(Your instructions):
Look through the entries below and count the lines with the word "JSON" in them; give only the number.

..............................

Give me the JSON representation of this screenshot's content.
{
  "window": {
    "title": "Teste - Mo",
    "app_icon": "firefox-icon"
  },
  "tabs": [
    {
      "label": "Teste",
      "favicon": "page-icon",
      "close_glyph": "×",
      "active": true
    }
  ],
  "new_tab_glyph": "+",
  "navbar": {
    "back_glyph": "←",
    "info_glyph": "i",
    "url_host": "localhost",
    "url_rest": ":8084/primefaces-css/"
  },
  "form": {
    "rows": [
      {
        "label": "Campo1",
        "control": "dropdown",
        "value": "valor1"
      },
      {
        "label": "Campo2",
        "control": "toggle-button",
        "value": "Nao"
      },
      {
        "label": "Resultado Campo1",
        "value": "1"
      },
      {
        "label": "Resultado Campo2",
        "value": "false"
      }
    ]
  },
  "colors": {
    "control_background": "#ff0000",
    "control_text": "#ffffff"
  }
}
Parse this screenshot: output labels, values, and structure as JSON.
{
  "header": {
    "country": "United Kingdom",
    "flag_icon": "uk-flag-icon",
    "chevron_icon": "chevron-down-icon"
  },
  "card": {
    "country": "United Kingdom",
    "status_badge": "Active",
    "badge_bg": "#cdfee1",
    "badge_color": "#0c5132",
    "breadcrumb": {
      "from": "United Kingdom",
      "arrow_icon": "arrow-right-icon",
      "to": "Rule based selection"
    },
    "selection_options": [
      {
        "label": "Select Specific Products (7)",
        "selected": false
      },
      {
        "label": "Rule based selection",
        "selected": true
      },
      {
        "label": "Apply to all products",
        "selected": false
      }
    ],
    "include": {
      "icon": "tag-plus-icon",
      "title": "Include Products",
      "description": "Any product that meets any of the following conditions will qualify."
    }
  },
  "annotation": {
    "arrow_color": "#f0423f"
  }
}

..............................

(Task result):
2